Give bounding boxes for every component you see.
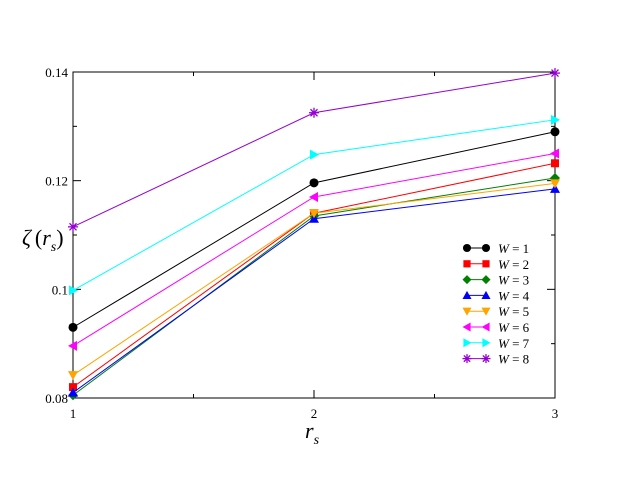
series-5 (68, 179, 560, 381)
data-point (462, 354, 472, 364)
legend-label: W = 2 (498, 257, 529, 272)
y-tick-label: 0.12 (45, 174, 68, 189)
data-point (463, 338, 472, 348)
legend-label: W = 4 (498, 288, 530, 303)
data-point (550, 179, 560, 189)
plot-frame (72, 71, 556, 399)
data-point (68, 322, 78, 332)
series-7 (69, 114, 560, 296)
data-point (309, 178, 319, 188)
data-point (69, 383, 77, 392)
data-point (463, 260, 471, 268)
legend-entry: W = 8 (462, 352, 529, 367)
y-tick-label: 0.08 (45, 391, 68, 406)
data-point (69, 285, 78, 296)
data-point (550, 148, 559, 159)
data-point (309, 209, 319, 219)
series-line (72, 72, 556, 228)
legend: W = 1W = 2W = 3W = 4W = 5W = 6W = 7W = 8 (462, 241, 530, 367)
data-point (462, 290, 472, 299)
legend-label: W = 3 (498, 273, 529, 288)
data-point (550, 68, 560, 79)
data-point (481, 354, 491, 364)
data-point (462, 322, 471, 332)
series-layer (68, 68, 560, 401)
data-point (68, 387, 78, 397)
legend-label: W = 7 (498, 336, 530, 351)
x-axis-label: rs (305, 418, 320, 448)
data-point (481, 243, 491, 253)
legend-label: W = 8 (498, 352, 529, 367)
series-1 (68, 127, 560, 332)
data-point (481, 290, 491, 299)
x-tick-label: 2 (311, 406, 318, 421)
data-point (68, 221, 78, 232)
data-point (309, 107, 319, 118)
data-point (310, 149, 319, 160)
data-point (462, 275, 472, 285)
legend-entry: W = 3 (462, 273, 529, 288)
data-point (481, 307, 491, 316)
data-point (309, 191, 318, 202)
data-point (68, 340, 77, 351)
data-point (462, 243, 472, 253)
x-tick-label: 3 (552, 406, 559, 421)
data-point (550, 127, 560, 137)
legend-entry: W = 5 (462, 304, 529, 319)
legend-entry: W = 1 (462, 241, 529, 256)
data-point (551, 114, 560, 125)
legend-label: W = 6 (498, 320, 530, 335)
data-point (551, 159, 559, 168)
data-point (68, 371, 78, 381)
legend-entry: W = 2 (463, 257, 529, 272)
series-8 (68, 68, 560, 232)
series-6 (68, 148, 559, 351)
data-point (482, 338, 491, 348)
x-tick-label: 1 (70, 406, 77, 421)
data-point (462, 307, 472, 316)
legend-entry: W = 6 (462, 320, 530, 335)
y-axis-label: ζ (rs) (22, 225, 64, 255)
data-point (481, 275, 491, 285)
y-tick-label: 0.1 (52, 282, 68, 297)
data-point (481, 322, 490, 332)
legend-label: W = 5 (498, 304, 529, 319)
y-tick-label: 0.14 (45, 65, 68, 80)
legend-entry: W = 4 (462, 288, 530, 303)
data-point (482, 260, 490, 268)
legend-label: W = 1 (498, 241, 529, 256)
legend-entry: W = 7 (463, 336, 530, 351)
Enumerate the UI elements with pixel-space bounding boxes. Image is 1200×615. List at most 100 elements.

○ ○ ○

• **Exercise directions**:
Please output all of the material above as a Markdown table with two columns, Row for the line number and Text for the line itself, skipping any blank lines. Leave the pictures out of the table.

• **Finished answer**:
| Row | Text |
|---|---|
| 1 | Give bounding boxes for every component you see. |
| 2 | series-5 (68, 179, 560, 381) |
| 3 | data-point (462, 354, 472, 364) |
| 4 | legend-label: W = 2 (498, 257, 529, 272) |
| 5 | y-tick-label: 0.12 (45, 174, 68, 189) |
| 6 | data-point (463, 338, 472, 348) |
| 7 | legend-label: W = 4 (498, 288, 530, 303) |
| 8 | data-point (550, 179, 560, 189) |
| 9 | plot-frame (72, 71, 556, 399) |
| 10 | data-point (68, 322, 78, 332) |
| 11 | series-7 (69, 114, 560, 296) |
| 12 | data-point (309, 178, 319, 188) |
| 13 | data-point (69, 383, 77, 392) |
| 14 | data-point (463, 260, 471, 268) |
| 15 | legend-entry: W = 8 (462, 352, 529, 367) |
| 16 | y-tick-label: 0.08 (45, 391, 68, 406) |
| 17 | data-point (69, 285, 78, 296) |
| 18 | data-point (550, 148, 559, 159) |
| 19 | data-point (309, 209, 319, 219) |
| 20 | series-line (72, 72, 556, 228) |
| 21 | legend: W = 1W = 2W = 3W = 4W = 5W = 6W = 7W = 8 (462, 241, 530, 367) |
| 22 | data-point (462, 290, 472, 299) |
| 23 | legend-label: W = 3 (498, 273, 529, 288) |
| 24 | data-point (550, 68, 560, 79) |
| 25 | data-point (481, 354, 491, 364) |
| 26 | data-point (462, 322, 471, 332) |
| 27 | series-layer (68, 68, 560, 401) |
| 28 | data-point (68, 387, 78, 397) |
| 29 | legend-label: W = 7 (498, 336, 530, 351) |
| 30 | x-axis-label: rs (305, 418, 320, 448) |
| 31 | data-point (481, 243, 491, 253) |
| 32 | legend-label: W = 8 (498, 352, 529, 367) |
| 33 | series-1 (68, 127, 560, 332) |
| 34 | data-point (481, 290, 491, 299) |
| 35 | x-tick-label: 2 (311, 406, 318, 421) |
| 36 | data-point (68, 221, 78, 232) |
| 37 | data-point (309, 107, 319, 118) |
| 38 | data-point (310, 149, 319, 160) |
| 39 | data-point (462, 275, 472, 285) |
| 40 | legend-entry: W = 3 (462, 273, 529, 288) |
| 41 | data-point (481, 307, 491, 316) |
| 42 | data-point (309, 191, 318, 202) |
| 43 | data-point (68, 340, 77, 351) |
| 44 | data-point (462, 243, 472, 253) |
| 45 | x-tick-label: 3 (552, 406, 559, 421) |
| 46 | data-point (550, 127, 560, 137) |
| 47 | legend-entry: W = 5 (462, 304, 529, 319) |
| 48 | legend-entry: W = 1 (462, 241, 529, 256) |
| 49 | data-point (551, 114, 560, 125) |
| 50 | legend-label: W = 6 (498, 320, 530, 335) |
| 51 | data-point (551, 159, 559, 168) |
| 52 | data-point (68, 371, 78, 381) |
| 53 | legend-entry: W = 2 (463, 257, 529, 272) |
| 54 | series-8 (68, 68, 560, 232) |
| 55 | series-6 (68, 148, 559, 351) |
| 56 | data-point (482, 338, 491, 348) |
| 57 | x-tick-label: 1 (70, 406, 77, 421) |
| 58 | data-point (462, 307, 472, 316) |
| 59 | legend-entry: W = 6 (462, 320, 530, 335) |
| 60 | y-axis-label: ζ (rs) (22, 225, 64, 255) |
| 61 | data-point (481, 275, 491, 285) |
| 62 | y-tick-label: 0.1 (52, 282, 68, 297) |
| 63 | data-point (481, 322, 490, 332) |
| 64 | legend-label: W = 5 (498, 304, 529, 319) |
| 65 | y-tick-label: 0.14 (45, 65, 68, 80) |
| 66 | legend-entry: W = 4 (462, 288, 530, 303) |
| 67 | data-point (482, 260, 490, 268) |
| 68 | legend-label: W = 1 (498, 241, 529, 256) |
| 69 | legend-entry: W = 7 (463, 336, 530, 351) |
| 70 | Enumerate the UI elements with pixel-space bounding boxes. Image is 1200×615. List at most 100 elements. |